→ Problem to solve
Retype the passage about the suspicions against Kolomoisky, starting with "Осінь олігарха. Як" and going on through "suspicion to Kolomoisky.", keeping every word and mark unchanged.

Start of Selected excerpt

In all three suspicions, it's crucial to pay attention to two important factors: the timeline and the context of when they were served. The initial case was opened by ESB. The case was opened in early August, while the suspicion was served to the oligarch at the beginning of September.

Осінь олігарха. Як Коломойський втратив владу і опинився на лаві підсудних

The first ESB case relates to the businessman's supposed involvement in criminal activity for seven years. How the detectives managed to conduct all the investigative actions, analyze piles of information, and interrogate witnesses in just a month is a rhetorical question. Likely, they are doing it now after serving the suspicion to Kolomoisky.

Sources within law enforcement agencies mentioned that NABU's investigation into the 9.2 billion case took several years. They had approximately 2,500 volumes of materials. NABU detectives were preparing to serve the suspicion earlier, but during that period, the NABU leadership went to the United States. Detectives decided that delaying for a week and a half wouldn't change much, but it turned out they were wrong. During this period, ESB agents intercepted Kolomoisky.

The oligarch ended up in the SSU detention center in Askoldova Lane. NABU informed him of the suspicion five days later, but they couldn't take him into their custody. To interrogate the suspect, they need permission to visit the SSU detention center from the ESB officers. They question Kolomoisky in a room located within the Security Service building. All of this is happening against the backdrop of the Presidential Office's proposal to equate corruption with state treason and transfer some of NABU's cases under the jurisdiction of the SSU.

Sources within the Ukrainian government suggest that NABU is not facing significant issues with interrogating Kolomoisky. They receive the necessary permissions promptly and proceed with the case without obstacles. Perhaps the ESB's haste is not related to a desire to frustrate anti-corruption investigators.

End of Selected excerpt
Start of Entries provided

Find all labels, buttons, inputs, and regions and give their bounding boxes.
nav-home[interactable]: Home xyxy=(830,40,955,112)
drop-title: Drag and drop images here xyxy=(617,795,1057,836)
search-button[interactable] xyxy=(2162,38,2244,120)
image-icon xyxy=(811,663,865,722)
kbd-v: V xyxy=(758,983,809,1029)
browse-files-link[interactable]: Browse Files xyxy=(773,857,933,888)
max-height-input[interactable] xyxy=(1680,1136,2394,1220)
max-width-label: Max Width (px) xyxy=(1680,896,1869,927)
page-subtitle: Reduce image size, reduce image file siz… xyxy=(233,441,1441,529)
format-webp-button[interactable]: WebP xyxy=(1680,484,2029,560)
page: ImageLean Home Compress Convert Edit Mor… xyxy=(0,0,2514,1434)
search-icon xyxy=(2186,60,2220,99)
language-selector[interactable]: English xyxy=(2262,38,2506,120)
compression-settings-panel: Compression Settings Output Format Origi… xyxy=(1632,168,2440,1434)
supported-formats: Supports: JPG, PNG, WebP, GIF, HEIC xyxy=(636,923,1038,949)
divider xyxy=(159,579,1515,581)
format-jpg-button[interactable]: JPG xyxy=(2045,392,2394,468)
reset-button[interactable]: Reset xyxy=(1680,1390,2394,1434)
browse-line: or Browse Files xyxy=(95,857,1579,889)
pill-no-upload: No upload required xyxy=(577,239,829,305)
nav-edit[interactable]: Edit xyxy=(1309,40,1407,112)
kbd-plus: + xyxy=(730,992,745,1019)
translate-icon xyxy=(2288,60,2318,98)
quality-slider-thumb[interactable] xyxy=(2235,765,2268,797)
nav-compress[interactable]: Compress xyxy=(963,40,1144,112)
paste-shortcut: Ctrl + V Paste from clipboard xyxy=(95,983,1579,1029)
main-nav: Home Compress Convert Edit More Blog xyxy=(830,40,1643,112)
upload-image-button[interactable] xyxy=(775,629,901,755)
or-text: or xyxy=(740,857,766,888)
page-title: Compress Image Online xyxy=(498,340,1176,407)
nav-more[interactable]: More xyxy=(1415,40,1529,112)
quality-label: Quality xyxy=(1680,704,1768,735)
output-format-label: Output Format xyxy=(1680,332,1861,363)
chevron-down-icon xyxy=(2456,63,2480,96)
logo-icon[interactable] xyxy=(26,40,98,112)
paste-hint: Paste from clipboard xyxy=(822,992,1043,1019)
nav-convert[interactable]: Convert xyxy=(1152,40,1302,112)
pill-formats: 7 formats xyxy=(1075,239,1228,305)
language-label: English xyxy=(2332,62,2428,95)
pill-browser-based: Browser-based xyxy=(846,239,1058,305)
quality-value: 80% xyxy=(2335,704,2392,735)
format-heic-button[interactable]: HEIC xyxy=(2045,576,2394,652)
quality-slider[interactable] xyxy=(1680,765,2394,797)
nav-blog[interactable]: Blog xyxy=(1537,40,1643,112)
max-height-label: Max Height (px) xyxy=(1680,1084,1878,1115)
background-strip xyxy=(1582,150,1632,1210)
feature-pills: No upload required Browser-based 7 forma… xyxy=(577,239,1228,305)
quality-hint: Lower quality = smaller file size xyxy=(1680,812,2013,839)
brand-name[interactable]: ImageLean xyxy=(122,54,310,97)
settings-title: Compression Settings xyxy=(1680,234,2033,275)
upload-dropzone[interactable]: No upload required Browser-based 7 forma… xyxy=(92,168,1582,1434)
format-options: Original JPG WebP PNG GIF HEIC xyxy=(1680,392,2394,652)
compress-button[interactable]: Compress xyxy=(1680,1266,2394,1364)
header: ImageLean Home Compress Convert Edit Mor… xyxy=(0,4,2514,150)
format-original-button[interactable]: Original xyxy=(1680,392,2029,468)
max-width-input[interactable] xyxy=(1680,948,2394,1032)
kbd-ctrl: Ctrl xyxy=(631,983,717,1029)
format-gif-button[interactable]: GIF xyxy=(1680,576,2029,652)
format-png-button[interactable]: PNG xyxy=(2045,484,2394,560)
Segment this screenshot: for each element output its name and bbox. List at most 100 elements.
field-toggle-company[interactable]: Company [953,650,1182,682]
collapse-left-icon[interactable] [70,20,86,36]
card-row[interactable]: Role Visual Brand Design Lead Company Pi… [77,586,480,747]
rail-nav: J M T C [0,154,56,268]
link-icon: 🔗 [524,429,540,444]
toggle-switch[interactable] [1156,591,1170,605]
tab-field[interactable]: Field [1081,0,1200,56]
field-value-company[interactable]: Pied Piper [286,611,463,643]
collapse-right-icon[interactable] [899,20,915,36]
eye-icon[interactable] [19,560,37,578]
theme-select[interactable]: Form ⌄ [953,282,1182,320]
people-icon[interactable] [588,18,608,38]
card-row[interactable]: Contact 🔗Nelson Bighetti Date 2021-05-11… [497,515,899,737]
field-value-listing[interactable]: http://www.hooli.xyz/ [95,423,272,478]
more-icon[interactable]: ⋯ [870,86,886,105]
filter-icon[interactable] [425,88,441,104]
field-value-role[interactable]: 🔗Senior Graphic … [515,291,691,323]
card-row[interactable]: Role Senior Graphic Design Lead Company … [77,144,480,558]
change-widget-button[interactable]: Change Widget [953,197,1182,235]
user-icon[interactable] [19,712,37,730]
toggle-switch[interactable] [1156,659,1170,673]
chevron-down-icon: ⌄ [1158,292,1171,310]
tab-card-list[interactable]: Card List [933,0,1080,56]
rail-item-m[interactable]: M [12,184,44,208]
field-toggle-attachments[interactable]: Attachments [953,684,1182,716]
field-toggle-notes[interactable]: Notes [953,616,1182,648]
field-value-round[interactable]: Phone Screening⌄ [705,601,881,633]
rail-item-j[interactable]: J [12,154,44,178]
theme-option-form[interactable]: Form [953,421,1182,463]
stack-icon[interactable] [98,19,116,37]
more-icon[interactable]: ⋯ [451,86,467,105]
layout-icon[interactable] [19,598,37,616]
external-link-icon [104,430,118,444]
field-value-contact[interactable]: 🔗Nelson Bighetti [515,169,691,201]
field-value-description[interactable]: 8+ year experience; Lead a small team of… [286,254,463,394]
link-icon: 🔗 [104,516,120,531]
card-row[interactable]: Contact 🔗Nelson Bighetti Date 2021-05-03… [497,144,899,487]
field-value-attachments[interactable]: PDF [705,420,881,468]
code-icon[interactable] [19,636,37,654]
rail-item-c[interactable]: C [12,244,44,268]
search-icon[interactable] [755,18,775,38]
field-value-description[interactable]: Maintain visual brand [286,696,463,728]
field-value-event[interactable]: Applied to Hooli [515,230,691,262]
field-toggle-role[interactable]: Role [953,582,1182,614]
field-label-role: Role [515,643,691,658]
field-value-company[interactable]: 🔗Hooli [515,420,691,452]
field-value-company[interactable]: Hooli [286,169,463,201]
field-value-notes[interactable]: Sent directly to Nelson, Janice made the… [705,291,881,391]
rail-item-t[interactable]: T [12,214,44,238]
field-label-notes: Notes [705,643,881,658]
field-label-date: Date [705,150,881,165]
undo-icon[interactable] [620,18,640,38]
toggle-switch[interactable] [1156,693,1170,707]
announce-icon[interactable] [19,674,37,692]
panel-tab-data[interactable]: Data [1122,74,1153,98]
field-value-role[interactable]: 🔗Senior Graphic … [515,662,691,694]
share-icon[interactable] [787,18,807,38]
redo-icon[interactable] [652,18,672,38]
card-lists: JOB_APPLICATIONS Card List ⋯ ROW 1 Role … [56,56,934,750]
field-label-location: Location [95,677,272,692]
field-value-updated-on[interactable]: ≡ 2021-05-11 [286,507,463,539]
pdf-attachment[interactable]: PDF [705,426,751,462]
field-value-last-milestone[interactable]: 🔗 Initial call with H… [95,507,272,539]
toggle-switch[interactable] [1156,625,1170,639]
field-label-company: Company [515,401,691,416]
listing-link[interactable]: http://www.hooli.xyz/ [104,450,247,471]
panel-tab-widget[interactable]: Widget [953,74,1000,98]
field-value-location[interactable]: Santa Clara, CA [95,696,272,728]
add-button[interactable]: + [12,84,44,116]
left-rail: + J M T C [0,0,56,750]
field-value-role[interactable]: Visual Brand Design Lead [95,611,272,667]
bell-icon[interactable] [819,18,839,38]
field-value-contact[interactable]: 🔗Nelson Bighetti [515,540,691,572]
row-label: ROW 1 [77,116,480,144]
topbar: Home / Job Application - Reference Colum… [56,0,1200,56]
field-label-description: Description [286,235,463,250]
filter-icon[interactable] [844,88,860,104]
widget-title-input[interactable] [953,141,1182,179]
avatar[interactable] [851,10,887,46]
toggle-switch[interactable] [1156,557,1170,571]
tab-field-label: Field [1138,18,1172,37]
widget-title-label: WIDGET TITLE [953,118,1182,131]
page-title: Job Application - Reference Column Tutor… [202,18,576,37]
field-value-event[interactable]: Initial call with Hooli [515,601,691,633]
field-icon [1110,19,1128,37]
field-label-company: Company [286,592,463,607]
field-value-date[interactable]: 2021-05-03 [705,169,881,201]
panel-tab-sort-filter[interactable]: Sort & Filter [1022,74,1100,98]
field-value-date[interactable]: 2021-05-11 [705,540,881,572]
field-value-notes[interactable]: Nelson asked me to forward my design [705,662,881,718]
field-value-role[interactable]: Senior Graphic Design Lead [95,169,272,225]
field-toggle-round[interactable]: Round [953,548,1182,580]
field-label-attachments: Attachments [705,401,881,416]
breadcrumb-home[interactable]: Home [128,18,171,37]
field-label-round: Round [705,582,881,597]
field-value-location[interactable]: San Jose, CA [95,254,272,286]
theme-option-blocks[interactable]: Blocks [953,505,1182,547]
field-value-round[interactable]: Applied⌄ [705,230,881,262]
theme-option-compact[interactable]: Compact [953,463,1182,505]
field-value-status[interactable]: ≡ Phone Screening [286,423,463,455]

End of Entries provided

→ Output below
Осінь олігарха. Як Коломойський втратив владу і опинився на лаві підсудних

The first ESB case relates to the businessman's supposed involvement in criminal activity for seven years. How the detectives managed to conduct all the investigative actions, analyze piles of information, and interrogate witnesses in just a month is a rhetorical question. Likely, they are doing it now after serving the suspicion to Kolomoisky.